Extracted data -
-*-

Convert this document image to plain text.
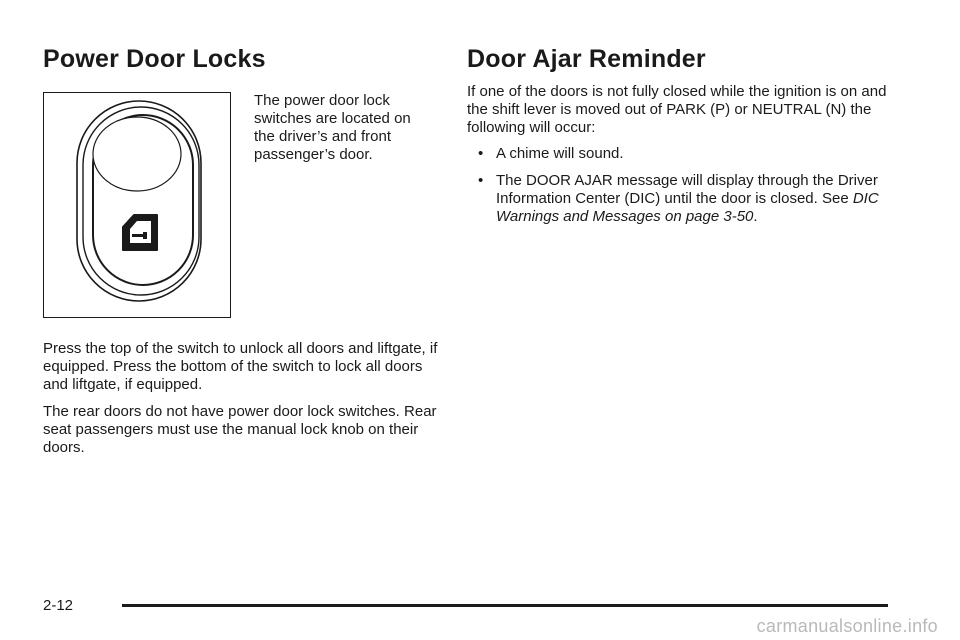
Power Door Locks

The power door lock switches are located on the driver’s and front passenger’s door.

Press the top of the switch to unlock all doors and liftgate, if equipped. Press the bottom of the switch to lock all doors and liftgate, if equipped.

The rear doors do not have power door lock switches. Rear seat passengers must use the manual lock knob on their doors.

Door Ajar Reminder

If one of the doors is not fully closed while the ignition is on and the shift lever is moved out of PARK (P) or NEUTRAL (N) the following will occur:

• A chime will sound.
• The DOOR AJAR message will display through the Driver Information Center (DIC) until the door is closed. See DIC Warnings and Messages on page 3-50.
2-12
carmanualsonline.info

-*-

Prompt - Search the records for the word "closed" and copy every line where it occurs.

Answer for this exercise -
If one of the doors is not fully closed while the ignition is on and the shift lever is moved out of PARK (P) or NEUTRAL (N) the following will occur:
• The DOOR AJAR message will display through the Driver Information Center (DIC) until the door is closed. See DIC Warnings and Messages on page 3-50.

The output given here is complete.